**STATED GOAL:**
Copy out the rows below verbatim, from the start of the rows through the line containing "239, 40, 251]", with both ends included. Leave out every row after that line.

Collection entries
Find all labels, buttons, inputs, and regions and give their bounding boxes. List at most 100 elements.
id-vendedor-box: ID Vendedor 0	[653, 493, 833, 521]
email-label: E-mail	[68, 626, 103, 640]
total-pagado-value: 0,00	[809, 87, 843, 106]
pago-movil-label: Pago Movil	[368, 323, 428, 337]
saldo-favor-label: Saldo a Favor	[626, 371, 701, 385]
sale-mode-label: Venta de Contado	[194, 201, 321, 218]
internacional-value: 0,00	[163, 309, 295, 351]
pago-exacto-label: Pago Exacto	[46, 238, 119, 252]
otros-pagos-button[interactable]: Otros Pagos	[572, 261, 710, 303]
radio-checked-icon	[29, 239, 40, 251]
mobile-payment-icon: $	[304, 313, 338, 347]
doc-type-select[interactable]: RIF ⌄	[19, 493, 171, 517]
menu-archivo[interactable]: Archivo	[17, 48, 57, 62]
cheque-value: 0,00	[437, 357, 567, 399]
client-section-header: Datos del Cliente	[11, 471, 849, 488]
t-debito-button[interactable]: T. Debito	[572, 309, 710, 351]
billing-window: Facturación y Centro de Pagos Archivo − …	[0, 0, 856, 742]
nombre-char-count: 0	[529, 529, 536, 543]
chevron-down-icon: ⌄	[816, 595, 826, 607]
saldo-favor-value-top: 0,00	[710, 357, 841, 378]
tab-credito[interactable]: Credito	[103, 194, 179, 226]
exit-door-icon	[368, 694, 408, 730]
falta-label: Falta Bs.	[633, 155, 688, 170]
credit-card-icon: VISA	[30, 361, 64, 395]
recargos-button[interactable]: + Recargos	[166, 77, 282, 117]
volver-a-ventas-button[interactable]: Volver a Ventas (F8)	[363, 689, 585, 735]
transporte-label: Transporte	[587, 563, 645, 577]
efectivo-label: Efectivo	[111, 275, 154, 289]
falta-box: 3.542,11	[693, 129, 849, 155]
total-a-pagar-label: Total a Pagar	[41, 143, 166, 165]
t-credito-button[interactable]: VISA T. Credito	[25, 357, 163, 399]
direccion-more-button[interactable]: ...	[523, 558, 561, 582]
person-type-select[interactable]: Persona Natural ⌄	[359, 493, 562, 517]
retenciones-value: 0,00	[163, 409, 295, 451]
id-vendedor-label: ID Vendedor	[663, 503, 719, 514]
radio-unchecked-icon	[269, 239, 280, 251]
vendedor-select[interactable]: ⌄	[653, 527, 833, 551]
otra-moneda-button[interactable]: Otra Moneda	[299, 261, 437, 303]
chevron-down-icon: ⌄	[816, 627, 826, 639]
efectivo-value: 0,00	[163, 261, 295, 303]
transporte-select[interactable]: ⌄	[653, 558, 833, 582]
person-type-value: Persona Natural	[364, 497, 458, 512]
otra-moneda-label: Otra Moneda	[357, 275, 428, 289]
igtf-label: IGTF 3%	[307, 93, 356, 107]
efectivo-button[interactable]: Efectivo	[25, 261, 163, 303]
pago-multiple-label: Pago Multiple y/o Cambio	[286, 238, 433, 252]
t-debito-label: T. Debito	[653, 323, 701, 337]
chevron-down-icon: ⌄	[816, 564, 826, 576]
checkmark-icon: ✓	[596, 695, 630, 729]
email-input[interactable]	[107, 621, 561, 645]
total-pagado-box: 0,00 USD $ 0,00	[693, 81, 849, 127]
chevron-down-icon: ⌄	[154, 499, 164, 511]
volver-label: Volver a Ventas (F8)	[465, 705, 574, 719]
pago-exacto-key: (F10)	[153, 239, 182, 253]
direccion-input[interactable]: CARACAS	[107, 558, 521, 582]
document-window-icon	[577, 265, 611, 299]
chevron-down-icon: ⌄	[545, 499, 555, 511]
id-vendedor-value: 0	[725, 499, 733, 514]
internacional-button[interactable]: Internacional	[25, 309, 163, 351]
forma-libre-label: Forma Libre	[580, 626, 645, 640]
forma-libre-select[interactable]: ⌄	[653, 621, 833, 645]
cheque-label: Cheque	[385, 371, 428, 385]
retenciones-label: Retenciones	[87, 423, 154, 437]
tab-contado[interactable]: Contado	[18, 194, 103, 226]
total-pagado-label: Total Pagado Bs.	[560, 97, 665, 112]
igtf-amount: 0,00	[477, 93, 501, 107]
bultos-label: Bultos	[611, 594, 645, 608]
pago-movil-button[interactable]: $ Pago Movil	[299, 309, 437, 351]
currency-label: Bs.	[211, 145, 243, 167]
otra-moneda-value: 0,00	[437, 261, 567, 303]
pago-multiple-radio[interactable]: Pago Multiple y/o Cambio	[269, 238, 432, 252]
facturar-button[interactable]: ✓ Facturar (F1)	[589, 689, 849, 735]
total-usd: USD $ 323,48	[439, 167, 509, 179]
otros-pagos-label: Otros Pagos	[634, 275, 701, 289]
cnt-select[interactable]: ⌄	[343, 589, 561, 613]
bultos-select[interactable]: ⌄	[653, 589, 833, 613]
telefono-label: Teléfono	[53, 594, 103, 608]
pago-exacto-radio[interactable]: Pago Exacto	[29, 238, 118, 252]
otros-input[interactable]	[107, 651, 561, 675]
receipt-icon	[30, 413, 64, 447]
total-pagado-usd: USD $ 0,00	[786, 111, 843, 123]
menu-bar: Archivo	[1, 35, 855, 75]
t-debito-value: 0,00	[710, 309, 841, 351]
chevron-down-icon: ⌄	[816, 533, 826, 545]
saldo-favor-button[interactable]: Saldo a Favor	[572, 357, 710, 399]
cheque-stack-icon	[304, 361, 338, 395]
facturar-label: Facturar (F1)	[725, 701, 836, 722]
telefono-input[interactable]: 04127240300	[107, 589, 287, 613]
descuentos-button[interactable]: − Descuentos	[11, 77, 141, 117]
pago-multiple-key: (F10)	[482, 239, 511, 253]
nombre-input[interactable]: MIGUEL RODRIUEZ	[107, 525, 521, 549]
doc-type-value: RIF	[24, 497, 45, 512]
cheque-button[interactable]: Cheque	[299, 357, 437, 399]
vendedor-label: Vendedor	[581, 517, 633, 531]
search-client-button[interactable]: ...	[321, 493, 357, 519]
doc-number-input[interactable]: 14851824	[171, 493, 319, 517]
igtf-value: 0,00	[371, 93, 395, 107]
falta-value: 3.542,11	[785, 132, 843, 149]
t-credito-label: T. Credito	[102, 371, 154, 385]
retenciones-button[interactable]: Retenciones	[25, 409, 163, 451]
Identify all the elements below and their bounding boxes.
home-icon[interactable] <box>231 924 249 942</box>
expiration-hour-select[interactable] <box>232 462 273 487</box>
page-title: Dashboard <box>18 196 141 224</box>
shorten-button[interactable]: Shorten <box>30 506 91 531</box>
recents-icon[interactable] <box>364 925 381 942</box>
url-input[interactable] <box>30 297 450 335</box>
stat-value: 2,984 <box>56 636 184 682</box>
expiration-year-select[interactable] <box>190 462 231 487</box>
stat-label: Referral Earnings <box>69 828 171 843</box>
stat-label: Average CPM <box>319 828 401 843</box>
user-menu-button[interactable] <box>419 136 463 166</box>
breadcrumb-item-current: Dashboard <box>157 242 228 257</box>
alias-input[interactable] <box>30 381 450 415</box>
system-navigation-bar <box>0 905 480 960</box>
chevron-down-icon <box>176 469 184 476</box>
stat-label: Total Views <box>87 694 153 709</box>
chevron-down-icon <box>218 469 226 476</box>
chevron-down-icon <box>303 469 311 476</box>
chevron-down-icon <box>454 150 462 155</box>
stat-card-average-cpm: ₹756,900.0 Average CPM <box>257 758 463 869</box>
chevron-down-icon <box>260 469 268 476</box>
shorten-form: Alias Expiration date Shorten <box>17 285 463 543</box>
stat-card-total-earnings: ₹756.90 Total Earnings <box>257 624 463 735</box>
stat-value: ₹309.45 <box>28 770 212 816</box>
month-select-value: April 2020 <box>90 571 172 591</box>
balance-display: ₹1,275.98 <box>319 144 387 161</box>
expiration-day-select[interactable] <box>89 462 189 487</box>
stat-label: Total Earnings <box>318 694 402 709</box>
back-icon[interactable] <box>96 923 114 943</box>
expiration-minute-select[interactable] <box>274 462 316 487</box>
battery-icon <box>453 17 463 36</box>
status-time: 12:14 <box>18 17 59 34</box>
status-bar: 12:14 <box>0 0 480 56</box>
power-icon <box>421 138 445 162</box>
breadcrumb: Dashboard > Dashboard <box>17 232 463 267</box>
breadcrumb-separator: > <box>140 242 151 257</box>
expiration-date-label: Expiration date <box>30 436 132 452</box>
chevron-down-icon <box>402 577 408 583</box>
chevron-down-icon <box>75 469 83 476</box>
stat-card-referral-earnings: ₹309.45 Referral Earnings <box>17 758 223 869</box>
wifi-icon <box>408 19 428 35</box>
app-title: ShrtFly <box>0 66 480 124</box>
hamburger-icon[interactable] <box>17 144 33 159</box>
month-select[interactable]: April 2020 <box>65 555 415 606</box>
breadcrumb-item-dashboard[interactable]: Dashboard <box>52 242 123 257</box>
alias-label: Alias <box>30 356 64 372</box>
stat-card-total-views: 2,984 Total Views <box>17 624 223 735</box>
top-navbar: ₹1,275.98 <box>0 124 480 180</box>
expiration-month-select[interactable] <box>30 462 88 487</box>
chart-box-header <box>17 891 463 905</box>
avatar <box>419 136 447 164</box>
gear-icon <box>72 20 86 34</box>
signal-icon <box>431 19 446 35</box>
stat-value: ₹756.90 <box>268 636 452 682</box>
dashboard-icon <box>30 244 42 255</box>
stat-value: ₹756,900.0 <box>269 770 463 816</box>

**ANSWER TO THIS PROBLEM:**
Find all labels, buttons, inputs, and regions and give their bounding boxes. List at most 100 elements.
id-vendedor-box: ID Vendedor 0	[653, 493, 833, 521]
email-label: E-mail	[68, 626, 103, 640]
total-pagado-value: 0,00	[809, 87, 843, 106]
pago-movil-label: Pago Movil	[368, 323, 428, 337]
saldo-favor-label: Saldo a Favor	[626, 371, 701, 385]
sale-mode-label: Venta de Contado	[194, 201, 321, 218]
internacional-value: 0,00	[163, 309, 295, 351]
pago-exacto-label: Pago Exacto	[46, 238, 119, 252]
otros-pagos-button[interactable]: Otros Pagos	[572, 261, 710, 303]
radio-checked-icon	[29, 239, 40, 251]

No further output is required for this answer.